▶ What you have to do
Take each line containing the word "Landfall" and copy it.

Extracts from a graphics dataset
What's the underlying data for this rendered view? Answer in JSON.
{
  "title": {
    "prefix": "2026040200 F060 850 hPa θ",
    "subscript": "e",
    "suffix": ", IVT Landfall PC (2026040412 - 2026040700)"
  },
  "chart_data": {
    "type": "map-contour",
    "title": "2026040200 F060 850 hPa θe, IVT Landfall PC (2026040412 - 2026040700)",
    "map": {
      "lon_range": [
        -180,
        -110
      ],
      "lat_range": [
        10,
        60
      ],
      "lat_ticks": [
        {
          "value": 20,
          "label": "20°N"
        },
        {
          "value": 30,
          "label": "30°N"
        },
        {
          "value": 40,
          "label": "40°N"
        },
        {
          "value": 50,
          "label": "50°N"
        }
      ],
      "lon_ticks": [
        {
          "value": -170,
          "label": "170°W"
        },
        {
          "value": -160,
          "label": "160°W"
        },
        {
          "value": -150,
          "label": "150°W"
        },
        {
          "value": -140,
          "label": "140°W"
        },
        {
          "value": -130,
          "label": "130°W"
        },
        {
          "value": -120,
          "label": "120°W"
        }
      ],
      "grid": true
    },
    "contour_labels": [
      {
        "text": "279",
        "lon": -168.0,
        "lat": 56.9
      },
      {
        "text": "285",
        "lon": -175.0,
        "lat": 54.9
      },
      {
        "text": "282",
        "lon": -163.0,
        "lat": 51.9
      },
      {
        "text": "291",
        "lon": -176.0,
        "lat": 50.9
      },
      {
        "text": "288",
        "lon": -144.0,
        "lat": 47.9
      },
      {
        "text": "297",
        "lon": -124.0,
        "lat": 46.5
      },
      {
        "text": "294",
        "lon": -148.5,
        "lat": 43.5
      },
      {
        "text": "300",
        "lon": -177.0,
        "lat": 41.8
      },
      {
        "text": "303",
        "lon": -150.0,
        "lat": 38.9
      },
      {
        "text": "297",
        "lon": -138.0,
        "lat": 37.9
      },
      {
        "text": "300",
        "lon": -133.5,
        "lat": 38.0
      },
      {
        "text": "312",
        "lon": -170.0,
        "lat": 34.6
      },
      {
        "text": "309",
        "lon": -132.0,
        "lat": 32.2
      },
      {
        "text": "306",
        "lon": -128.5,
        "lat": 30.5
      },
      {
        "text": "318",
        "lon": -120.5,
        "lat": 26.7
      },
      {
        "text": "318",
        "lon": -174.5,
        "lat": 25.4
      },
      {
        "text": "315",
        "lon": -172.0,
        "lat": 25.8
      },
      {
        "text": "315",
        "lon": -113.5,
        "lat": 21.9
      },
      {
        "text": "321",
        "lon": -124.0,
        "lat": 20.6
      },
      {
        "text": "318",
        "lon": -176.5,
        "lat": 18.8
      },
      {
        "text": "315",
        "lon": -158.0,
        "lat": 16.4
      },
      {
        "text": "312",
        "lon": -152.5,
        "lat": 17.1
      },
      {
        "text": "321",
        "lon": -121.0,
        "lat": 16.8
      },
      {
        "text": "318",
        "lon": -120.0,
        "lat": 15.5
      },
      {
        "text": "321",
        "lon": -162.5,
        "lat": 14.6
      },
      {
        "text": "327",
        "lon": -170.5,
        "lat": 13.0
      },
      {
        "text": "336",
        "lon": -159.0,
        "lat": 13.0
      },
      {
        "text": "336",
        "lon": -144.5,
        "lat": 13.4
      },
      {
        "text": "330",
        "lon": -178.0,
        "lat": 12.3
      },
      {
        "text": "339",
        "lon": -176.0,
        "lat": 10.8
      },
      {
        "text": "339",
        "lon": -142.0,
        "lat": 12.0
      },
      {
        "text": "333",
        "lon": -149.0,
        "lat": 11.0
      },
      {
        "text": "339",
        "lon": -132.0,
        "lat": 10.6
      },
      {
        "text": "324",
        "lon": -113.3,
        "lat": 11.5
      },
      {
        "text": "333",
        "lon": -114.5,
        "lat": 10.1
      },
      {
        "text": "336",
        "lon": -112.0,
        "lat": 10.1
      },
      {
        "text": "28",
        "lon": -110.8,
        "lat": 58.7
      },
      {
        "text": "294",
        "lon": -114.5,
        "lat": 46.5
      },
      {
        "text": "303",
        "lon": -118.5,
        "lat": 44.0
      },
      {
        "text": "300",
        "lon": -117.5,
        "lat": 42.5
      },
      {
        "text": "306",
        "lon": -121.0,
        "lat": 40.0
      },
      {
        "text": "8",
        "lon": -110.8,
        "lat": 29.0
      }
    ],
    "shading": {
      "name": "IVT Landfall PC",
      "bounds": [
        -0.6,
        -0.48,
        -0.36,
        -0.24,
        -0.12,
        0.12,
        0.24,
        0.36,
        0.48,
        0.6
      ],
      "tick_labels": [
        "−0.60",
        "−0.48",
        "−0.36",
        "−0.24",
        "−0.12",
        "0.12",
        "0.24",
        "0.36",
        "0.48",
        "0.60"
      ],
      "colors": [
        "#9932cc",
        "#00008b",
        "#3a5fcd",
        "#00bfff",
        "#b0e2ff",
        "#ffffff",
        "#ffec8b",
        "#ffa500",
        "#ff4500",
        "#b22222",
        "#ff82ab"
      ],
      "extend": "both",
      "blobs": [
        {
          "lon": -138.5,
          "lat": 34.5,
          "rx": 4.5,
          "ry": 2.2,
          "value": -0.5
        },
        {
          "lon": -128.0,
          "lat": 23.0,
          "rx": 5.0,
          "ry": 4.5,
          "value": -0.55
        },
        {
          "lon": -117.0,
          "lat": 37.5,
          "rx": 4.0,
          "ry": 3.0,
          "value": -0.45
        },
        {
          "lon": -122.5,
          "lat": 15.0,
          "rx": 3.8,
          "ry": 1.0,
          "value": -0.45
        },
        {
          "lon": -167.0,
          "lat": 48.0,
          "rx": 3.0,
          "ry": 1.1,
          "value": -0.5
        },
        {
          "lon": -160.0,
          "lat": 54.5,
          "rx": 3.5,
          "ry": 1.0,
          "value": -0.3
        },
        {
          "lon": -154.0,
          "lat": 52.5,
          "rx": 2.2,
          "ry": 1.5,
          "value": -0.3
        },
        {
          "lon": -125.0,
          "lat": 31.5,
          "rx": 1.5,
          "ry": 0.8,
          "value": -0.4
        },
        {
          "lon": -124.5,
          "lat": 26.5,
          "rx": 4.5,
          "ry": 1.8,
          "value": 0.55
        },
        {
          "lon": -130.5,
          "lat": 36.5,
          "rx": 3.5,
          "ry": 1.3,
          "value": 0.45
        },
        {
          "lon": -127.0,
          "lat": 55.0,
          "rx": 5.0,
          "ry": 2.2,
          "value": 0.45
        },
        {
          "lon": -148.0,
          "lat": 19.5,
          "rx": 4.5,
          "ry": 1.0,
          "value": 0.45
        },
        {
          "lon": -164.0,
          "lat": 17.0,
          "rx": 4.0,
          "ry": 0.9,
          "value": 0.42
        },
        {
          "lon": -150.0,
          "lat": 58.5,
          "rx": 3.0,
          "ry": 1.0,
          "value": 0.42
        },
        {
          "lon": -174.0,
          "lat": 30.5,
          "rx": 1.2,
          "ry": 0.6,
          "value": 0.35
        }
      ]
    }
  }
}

▶ Output below
    "suffix": ", IVT Landfall PC (2026040412 - 2026040700)"
    "title": "2026040200 F060 850 hPa θe, IVT Landfall PC (2026040412 - 2026040700)",
      "name": "IVT Landfall PC",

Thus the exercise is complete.